◆ DATA LINES ◆
──────────────────────────────

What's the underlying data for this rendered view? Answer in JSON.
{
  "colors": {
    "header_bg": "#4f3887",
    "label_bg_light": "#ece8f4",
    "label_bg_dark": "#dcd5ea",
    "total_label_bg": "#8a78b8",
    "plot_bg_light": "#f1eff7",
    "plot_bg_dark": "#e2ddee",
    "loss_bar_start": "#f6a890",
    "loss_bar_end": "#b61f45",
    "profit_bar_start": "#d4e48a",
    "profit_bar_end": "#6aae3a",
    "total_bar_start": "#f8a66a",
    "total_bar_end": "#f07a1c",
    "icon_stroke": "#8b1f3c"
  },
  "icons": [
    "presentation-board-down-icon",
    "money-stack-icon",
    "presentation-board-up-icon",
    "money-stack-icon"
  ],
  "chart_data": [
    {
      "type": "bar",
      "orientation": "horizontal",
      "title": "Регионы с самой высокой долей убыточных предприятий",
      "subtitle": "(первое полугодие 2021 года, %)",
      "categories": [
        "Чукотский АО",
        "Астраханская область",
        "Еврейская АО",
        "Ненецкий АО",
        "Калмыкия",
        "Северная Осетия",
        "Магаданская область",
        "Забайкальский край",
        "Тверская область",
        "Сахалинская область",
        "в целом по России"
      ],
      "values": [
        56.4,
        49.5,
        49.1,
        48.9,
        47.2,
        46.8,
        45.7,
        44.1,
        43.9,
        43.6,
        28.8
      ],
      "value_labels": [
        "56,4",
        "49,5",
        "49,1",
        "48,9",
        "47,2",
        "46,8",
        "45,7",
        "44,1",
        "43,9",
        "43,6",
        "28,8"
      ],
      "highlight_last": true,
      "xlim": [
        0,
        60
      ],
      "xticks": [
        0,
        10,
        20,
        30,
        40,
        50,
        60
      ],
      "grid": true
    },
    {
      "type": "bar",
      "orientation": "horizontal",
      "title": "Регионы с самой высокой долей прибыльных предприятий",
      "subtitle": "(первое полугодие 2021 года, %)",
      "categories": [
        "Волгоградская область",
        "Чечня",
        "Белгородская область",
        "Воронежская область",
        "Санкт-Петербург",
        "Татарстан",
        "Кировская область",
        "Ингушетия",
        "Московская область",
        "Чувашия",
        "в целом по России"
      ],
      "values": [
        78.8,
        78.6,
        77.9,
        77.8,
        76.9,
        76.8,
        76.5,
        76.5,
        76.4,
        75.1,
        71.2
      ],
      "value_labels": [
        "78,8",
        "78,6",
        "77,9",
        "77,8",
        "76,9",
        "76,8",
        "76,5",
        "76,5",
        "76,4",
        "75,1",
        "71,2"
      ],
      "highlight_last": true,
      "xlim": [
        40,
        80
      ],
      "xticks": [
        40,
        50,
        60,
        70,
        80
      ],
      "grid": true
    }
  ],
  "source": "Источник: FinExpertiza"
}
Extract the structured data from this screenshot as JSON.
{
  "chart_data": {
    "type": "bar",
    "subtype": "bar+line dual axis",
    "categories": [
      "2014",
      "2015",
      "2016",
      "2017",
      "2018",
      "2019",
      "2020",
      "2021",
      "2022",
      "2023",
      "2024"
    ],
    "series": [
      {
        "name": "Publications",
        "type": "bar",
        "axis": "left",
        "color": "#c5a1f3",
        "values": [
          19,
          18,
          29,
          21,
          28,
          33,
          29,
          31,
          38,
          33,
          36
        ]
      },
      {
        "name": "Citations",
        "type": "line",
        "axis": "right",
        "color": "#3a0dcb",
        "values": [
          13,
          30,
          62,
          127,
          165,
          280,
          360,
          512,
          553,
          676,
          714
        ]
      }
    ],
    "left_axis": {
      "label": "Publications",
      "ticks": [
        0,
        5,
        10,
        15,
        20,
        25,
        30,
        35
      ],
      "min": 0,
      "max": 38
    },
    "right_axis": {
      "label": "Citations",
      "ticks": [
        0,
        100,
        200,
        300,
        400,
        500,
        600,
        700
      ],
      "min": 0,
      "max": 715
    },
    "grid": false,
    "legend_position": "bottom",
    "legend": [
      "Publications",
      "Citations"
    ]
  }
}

──────────────────────────────

◆ AIM OF THE EXERCISE ◆
Transcribe the data. Leave every line exactly as it is.

◆ WRITTEN RESPONSE ◆
What's the underlying data for this rendered view? Answer in JSON.
{
  "colors": {
    "header_bg": "#4f3887",
    "label_bg_light": "#ece8f4",
    "label_bg_dark": "#dcd5ea",
    "total_label_bg": "#8a78b8",
    "plot_bg_light": "#f1eff7",
    "plot_bg_dark": "#e2ddee",
    "loss_bar_start": "#f6a890",
    "loss_bar_end": "#b61f45",
    "profit_bar_start": "#d4e48a",
    "profit_bar_end": "#6aae3a",
    "total_bar_start": "#f8a66a",
    "total_bar_end": "#f07a1c",
    "icon_stroke": "#8b1f3c"
  },
  "icons": [
    "presentation-board-down-icon",
    "money-stack-icon",
    "presentation-board-up-icon",
    "money-stack-icon"
  ],
  "chart_data": [
    {
      "type": "bar",
      "orientation": "horizontal",
      "title": "Регионы с самой высокой долей убыточных предприятий",
      "subtitle": "(первое полугодие 2021 года, %)",
      "categories": [
        "Чукотский АО",
        "Астраханская область",
        "Еврейская АО",
        "Ненецкий АО",
        "Калмыкия",
        "Северная Осетия",
        "Магаданская область",
        "Забайкальский край",
        "Тверская область",
        "Сахалинская область",
        "в целом по России"
      ],
      "values": [
        56.4,
        49.5,
        49.1,
        48.9,
        47.2,
        46.8,
        45.7,
        44.1,
        43.9,
        43.6,
        28.8
      ],
      "value_labels": [
        "56,4",
        "49,5",
        "49,1",
        "48,9",
        "47,2",
        "46,8",
        "45,7",
        "44,1",
        "43,9",
        "43,6",
        "28,8"
      ],
      "highlight_last": true,
      "xlim": [
        0,
        60
      ],
      "xticks": [
        0,
        10,
        20,
        30,
        40,
        50,
        60
      ],
      "grid": true
    },
    {
      "type": "bar",
      "orientation": "horizontal",
      "title": "Регионы с самой высокой долей прибыльных предприятий",
      "subtitle": "(первое полугодие 2021 года, %)",
      "categories": [
        "Волгоградская область",
        "Чечня",
        "Белгородская область",
        "Воронежская область",
        "Санкт-Петербург",
        "Татарстан",
        "Кировская область",
        "Ингушетия",
        "Московская область",
        "Чувашия",
        "в целом по России"
      ],
      "values": [
        78.8,
        78.6,
        77.9,
        77.8,
        76.9,
        76.8,
        76.5,
        76.5,
        76.4,
        75.1,
        71.2
      ],
      "value_labels": [
        "78,8",
        "78,6",
        "77,9",
        "77,8",
        "76,9",
        "76,8",
        "76,5",
        "76,5",
        "76,4",
        "75,1",
        "71,2"
      ],
      "highlight_last": true,
      "xlim": [
        40,
        80
      ],
      "xticks": [
        40,
        50,
        60,
        70,
        80
      ],
      "grid": true
    }
  ],
  "source": "Источник: FinExpertiza"
}
Extract the structured data from this screenshot as JSON.
{
  "chart_data": {
    "type": "bar",
    "subtype": "bar+line dual axis",
    "categories": [
      "2014",
      "2015",
      "2016",
      "2017",
      "2018",
      "2019",
      "2020",
      "2021",
      "2022",
      "2023",
      "2024"
    ],
    "series": [
      {
        "name": "Publications",
        "type": "bar",
        "axis": "left",
        "color": "#c5a1f3",
        "values": [
          19,
          18,
          29,
          21,
          28,
          33,
          29,
          31,
          38,
          33,
          36
        ]
      },
      {
        "name": "Citations",
        "type": "line",
        "axis": "right",
        "color": "#3a0dcb",
        "values": [
          13,
          30,
          62,
          127,
          165,
          280,
          360,
          512,
          553,
          676,
          714
        ]
      }
    ],
    "left_axis": {
      "label": "Publications",
      "ticks": [
        0,
        5,
        10,
        15,
        20,
        25,
        30,
        35
      ],
      "min": 0,
      "max": 38
    },
    "right_axis": {
      "label": "Citations",
      "ticks": [
        0,
        100,
        200,
        300,
        400,
        500,
        600,
        700
      ],
      "min": 0,
      "max": 715
    },
    "grid": false,
    "legend_position": "bottom",
    "legend": [
      "Publications",
      "Citations"
    ]
  }
}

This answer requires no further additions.